◆ **EXERCISE REQUIREMENTS**
Print the data exactly, leaving nothing out.

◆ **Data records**
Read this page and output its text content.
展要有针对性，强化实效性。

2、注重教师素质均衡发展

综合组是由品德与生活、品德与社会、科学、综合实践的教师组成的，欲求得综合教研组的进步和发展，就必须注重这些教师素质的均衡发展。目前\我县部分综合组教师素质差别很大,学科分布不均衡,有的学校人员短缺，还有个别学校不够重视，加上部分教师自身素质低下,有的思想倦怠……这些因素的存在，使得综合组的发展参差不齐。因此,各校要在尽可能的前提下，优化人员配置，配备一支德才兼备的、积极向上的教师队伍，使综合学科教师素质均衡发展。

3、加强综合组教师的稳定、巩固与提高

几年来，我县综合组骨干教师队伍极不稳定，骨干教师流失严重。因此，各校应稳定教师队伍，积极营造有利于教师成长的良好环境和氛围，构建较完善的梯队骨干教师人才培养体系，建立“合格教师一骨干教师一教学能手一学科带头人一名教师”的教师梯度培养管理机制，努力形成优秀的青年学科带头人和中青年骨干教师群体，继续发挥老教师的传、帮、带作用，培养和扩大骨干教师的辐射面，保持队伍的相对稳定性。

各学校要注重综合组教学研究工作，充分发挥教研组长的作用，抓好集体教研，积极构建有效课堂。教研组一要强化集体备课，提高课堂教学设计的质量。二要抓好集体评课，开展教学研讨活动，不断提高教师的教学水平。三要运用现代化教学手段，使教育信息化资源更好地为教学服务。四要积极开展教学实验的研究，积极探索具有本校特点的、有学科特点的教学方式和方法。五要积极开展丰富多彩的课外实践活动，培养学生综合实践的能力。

◆ **REPLY**
Read this page and output its text content.
展要有针对性，强化实效性。

2、注重教师素质均衡发展

综合组是由品德与生活、品德与社会、科学、综合实践的教师组成的，欲求得综合教研组的进步和发展，就必须注重这些教师素质的均衡发展。目前\我县部分综合组教师素质差别很大,学科分布不均衡,有的学校人员短缺，还有个别学校不够重视，加上部分教师自身素质低下,有的思想倦怠……这些因素的存在，使得综合组的发展参差不齐。因此,各校要在尽可能的前提下，优化人员配置，配备一支德才兼备的、积极向上的教师队伍，使综合学科教师素质均衡发展。

3、加强综合组教师的稳定、巩固与提高

几年来，我县综合组骨干教师队伍极不稳定，骨干教师流失严重。因此，各校应稳定教师队伍，积极营造有利于教师成长的良好环境和氛围，构建较完善的梯队骨干教师人才培养体系，建立“合格教师一骨干教师一教学能手一学科带头人一名教师”的教师梯度培养管理机制，努力形成优秀的青年学科带头人和中青年骨干教师群体，继续发挥老教师的传、帮、带作用，培养和扩大骨干教师的辐射面，保持队伍的相对稳定性。

各学校要注重综合组教学研究工作，充分发挥教研组长的作用，抓好集体教研，积极构建有效课堂。教研组一要强化集体备课，提高课堂教学设计的质量。二要抓好集体评课，开展教学研讨活动，不断提高教师的教学水平。三要运用现代化教学手段，使教育信息化资源更好地为教学服务。四要积极开展教学实验的研究，积极探索具有本校特点的、有学科特点的教学方式和方法。五要积极开展丰富多彩的课外实践活动，培养学生综合实践的能力。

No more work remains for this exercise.